Records for the task:
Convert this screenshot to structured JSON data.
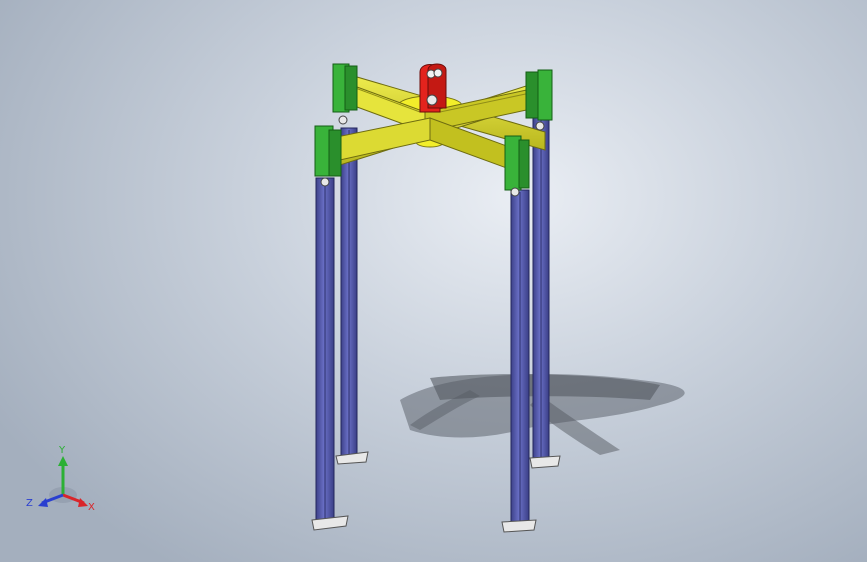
{
  "viewport": {
    "background_top": "#eaeef4",
    "background_bottom": "#a4afbe"
  },
  "model": {
    "components": [
      {
        "name": "lifting-lug",
        "color": "#e3231d"
      },
      {
        "name": "center-plate",
        "color": "#f2ee2a"
      },
      {
        "name": "cross-beams",
        "color": "#d6d42a"
      },
      {
        "name": "end-brackets",
        "color": "#39b33a"
      },
      {
        "name": "legs",
        "color": "#5a5fb0"
      }
    ],
    "leg_count": 4
  },
  "triad": {
    "x_label": "X",
    "y_label": "Y",
    "z_label": "Z",
    "x_color": "#d9252a",
    "y_color": "#2bb034",
    "z_color": "#2a3fd0"
  }
}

What this task involves: Set down every record once more, word for word, without pictures.

Solution to this task:
Convert this screenshot to structured JSON data.
{
  "viewport": {
    "background_top": "#eaeef4",
    "background_bottom": "#a4afbe"
  },
  "model": {
    "components": [
      {
        "name": "lifting-lug",
        "color": "#e3231d"
      },
      {
        "name": "center-plate",
        "color": "#f2ee2a"
      },
      {
        "name": "cross-beams",
        "color": "#d6d42a"
      },
      {
        "name": "end-brackets",
        "color": "#39b33a"
      },
      {
        "name": "legs",
        "color": "#5a5fb0"
      }
    ],
    "leg_count": 4
  },
  "triad": {
    "x_label": "X",
    "y_label": "Y",
    "z_label": "Z",
    "x_color": "#d9252a",
    "y_color": "#2bb034",
    "z_color": "#2a3fd0"
  }
}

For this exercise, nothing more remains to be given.